▶ _What to do_
Select each line where the word "去年同期" appears.

Figure content listings:
=====

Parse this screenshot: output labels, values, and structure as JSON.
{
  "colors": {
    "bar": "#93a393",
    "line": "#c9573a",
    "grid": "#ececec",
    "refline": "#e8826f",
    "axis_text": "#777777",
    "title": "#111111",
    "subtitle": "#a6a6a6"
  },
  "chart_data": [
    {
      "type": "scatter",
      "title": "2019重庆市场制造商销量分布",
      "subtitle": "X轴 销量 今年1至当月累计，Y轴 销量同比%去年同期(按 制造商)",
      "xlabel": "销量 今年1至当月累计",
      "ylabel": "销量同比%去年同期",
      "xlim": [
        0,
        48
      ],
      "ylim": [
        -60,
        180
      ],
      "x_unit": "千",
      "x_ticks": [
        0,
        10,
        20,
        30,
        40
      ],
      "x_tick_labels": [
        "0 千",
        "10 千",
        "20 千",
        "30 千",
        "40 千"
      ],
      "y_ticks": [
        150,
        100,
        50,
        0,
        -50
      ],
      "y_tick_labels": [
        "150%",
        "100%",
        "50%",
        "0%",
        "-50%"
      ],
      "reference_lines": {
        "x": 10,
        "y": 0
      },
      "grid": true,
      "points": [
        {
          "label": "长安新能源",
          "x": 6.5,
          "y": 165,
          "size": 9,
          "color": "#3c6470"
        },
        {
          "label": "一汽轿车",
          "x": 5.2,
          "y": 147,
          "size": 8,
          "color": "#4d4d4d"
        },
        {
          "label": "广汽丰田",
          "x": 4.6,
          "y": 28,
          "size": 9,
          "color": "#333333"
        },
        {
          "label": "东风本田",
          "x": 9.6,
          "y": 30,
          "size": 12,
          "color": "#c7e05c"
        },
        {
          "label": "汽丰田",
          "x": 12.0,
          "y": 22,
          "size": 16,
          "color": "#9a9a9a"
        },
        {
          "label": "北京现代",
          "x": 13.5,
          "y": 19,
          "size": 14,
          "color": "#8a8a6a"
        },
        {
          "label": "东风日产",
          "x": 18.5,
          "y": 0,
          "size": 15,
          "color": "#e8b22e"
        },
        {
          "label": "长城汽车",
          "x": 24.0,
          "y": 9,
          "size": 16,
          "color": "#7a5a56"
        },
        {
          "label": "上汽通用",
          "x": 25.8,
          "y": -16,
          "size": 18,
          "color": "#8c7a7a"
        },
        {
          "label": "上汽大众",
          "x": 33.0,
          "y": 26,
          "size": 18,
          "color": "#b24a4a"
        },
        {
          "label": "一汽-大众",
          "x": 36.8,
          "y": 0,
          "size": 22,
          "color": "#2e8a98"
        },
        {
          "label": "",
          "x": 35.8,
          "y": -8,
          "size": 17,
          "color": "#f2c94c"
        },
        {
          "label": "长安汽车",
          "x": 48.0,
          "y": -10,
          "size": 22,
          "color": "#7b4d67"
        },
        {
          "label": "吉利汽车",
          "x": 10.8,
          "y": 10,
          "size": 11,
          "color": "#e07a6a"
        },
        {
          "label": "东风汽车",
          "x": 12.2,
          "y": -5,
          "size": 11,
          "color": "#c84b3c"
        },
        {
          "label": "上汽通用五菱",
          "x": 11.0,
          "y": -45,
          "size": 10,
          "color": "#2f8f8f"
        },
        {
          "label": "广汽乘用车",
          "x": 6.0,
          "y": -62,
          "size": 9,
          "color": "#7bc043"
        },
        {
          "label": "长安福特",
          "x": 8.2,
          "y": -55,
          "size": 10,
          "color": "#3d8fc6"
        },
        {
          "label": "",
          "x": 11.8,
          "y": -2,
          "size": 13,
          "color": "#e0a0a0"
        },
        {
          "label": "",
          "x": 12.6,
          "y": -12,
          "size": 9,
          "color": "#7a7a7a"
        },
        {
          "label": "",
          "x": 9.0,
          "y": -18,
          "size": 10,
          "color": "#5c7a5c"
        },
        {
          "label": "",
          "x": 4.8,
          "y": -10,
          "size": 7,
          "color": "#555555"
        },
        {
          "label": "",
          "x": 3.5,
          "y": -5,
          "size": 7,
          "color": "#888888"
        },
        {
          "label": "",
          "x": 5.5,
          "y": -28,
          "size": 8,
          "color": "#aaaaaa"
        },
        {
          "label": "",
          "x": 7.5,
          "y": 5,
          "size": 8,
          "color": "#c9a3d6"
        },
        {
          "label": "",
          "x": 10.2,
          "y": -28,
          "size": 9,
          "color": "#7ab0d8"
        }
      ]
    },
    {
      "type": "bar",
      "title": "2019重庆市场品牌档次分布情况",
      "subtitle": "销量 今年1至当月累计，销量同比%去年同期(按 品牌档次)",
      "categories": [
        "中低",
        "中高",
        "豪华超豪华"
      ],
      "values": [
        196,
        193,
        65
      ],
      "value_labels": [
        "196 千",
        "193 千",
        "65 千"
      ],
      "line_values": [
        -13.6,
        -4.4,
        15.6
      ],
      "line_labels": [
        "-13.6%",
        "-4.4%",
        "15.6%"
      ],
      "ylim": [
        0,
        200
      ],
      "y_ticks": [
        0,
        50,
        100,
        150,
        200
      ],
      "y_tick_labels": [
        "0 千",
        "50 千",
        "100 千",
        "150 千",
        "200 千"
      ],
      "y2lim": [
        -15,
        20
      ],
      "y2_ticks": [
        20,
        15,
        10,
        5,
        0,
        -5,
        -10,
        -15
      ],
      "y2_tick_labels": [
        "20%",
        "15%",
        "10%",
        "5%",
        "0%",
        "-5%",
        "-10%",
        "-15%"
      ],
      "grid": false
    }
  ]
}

=====

▶ _Correct answer_
      "subtitle": "X轴 销量 今年1至当月累计，Y轴 销量同比%去年同期(按 制造商)",
      "ylabel": "销量同比%去年同期",
      "subtitle": "销量 今年1至当月累计，销量同比%去年同期(按 品牌档次)",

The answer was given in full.